* START *

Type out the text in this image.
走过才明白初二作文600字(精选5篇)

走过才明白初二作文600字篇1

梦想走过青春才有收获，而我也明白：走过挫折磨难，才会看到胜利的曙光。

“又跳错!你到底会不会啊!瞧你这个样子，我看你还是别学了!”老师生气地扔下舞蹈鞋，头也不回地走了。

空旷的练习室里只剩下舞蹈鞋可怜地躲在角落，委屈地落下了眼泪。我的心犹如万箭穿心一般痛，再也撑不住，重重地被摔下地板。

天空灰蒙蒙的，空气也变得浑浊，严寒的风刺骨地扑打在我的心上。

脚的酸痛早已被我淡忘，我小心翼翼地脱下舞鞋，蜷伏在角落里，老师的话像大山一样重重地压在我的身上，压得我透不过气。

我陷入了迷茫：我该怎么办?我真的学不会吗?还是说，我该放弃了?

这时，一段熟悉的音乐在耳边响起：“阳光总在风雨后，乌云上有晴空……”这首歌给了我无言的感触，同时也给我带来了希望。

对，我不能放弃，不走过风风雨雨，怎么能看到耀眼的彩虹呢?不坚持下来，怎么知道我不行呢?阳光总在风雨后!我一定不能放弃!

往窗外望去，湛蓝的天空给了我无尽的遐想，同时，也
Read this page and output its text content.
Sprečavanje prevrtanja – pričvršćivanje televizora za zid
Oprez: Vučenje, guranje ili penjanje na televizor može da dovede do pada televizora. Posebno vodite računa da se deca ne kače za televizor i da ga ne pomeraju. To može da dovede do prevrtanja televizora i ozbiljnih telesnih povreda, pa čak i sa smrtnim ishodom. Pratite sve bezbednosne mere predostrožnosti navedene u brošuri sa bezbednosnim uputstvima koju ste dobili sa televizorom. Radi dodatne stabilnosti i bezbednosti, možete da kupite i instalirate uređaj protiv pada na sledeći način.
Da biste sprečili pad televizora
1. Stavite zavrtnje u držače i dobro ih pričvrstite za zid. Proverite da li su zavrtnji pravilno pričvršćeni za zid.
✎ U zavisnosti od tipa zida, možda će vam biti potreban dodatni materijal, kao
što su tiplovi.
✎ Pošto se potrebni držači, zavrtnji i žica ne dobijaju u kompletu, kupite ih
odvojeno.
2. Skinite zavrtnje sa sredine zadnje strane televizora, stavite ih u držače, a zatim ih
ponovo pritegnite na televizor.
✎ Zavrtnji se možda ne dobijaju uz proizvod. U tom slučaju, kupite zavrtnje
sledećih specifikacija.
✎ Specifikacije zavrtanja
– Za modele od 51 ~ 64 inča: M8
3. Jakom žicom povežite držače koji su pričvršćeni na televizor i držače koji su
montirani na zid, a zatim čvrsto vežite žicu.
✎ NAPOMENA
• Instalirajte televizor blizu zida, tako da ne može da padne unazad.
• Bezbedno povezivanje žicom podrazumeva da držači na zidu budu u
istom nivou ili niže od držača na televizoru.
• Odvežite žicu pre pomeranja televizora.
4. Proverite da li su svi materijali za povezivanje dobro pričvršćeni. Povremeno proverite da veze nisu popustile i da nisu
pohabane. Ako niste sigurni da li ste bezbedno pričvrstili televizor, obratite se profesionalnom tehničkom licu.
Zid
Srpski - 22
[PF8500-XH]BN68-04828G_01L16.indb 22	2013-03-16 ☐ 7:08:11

* END *

◆ EXERCISE PROMPT
Above are some records; extract every one of them exactly.

◆ RESPONSE TO THE EXERCISE
Type out the text in this image.
走过才明白初二作文600字(精选5篇)

走过才明白初二作文600字篇1

梦想走过青春才有收获，而我也明白：走过挫折磨难，才会看到胜利的曙光。

“又跳错!你到底会不会啊!瞧你这个样子，我看你还是别学了!”老师生气地扔下舞蹈鞋，头也不回地走了。

空旷的练习室里只剩下舞蹈鞋可怜地躲在角落，委屈地落下了眼泪。我的心犹如万箭穿心一般痛，再也撑不住，重重地被摔下地板。

天空灰蒙蒙的，空气也变得浑浊，严寒的风刺骨地扑打在我的心上。

脚的酸痛早已被我淡忘，我小心翼翼地脱下舞鞋，蜷伏在角落里，老师的话像大山一样重重地压在我的身上，压得我透不过气。

我陷入了迷茫：我该怎么办?我真的学不会吗?还是说，我该放弃了?

这时，一段熟悉的音乐在耳边响起：“阳光总在风雨后，乌云上有晴空……”这首歌给了我无言的感触，同时也给我带来了希望。

对，我不能放弃，不走过风风雨雨，怎么能看到耀眼的彩虹呢?不坚持下来，怎么知道我不行呢?阳光总在风雨后!我一定不能放弃!

往窗外望去，湛蓝的天空给了我无尽的遐想，同时，也
Read this page and output its text content.
Sprečavanje prevrtanja – pričvršćivanje televizora za zid
Oprez: Vučenje, guranje ili penjanje na televizor može da dovede do pada televizora. Posebno vodite računa da se deca ne kače za televizor i da ga ne pomeraju. To može da dovede do prevrtanja televizora i ozbiljnih telesnih povreda, pa čak i sa smrtnim ishodom. Pratite sve bezbednosne mere predostrožnosti navedene u brošuri sa bezbednosnim uputstvima koju ste dobili sa televizorom. Radi dodatne stabilnosti i bezbednosti, možete da kupite i instalirate uređaj protiv pada na sledeći način.
Da biste sprečili pad televizora
1. Stavite zavrtnje u držače i dobro ih pričvrstite za zid. Proverite da li su zavrtnji pravilno pričvršćeni za zid.
✎ U zavisnosti od tipa zida, možda će vam biti potreban dodatni materijal, kao
što su tiplovi.
✎ Pošto se potrebni držači, zavrtnji i žica ne dobijaju u kompletu, kupite ih
odvojeno.
2. Skinite zavrtnje sa sredine zadnje strane televizora, stavite ih u držače, a zatim ih
ponovo pritegnite na televizor.
✎ Zavrtnji se možda ne dobijaju uz proizvod. U tom slučaju, kupite zavrtnje
sledećih specifikacija.
✎ Specifikacije zavrtanja
– Za modele od 51 ~ 64 inča: M8
3. Jakom žicom povežite držače koji su pričvršćeni na televizor i držače koji su
montirani na zid, a zatim čvrsto vežite žicu.
✎ NAPOMENA
• Instalirajte televizor blizu zida, tako da ne može da padne unazad.
• Bezbedno povezivanje žicom podrazumeva da držači na zidu budu u
istom nivou ili niže od držača na televizoru.
• Odvežite žicu pre pomeranja televizora.
4. Proverite da li su svi materijali za povezivanje dobro pričvršćeni. Povremeno proverite da veze nisu popustile i da nisu
pohabane. Ako niste sigurni da li ste bezbedno pričvrstili televizor, obratite se profesionalnom tehničkom licu.
Zid
Srpski - 22
[PF8500-XH]BN68-04828G_01L16.indb 22	2013-03-16 ☐ 7:08:11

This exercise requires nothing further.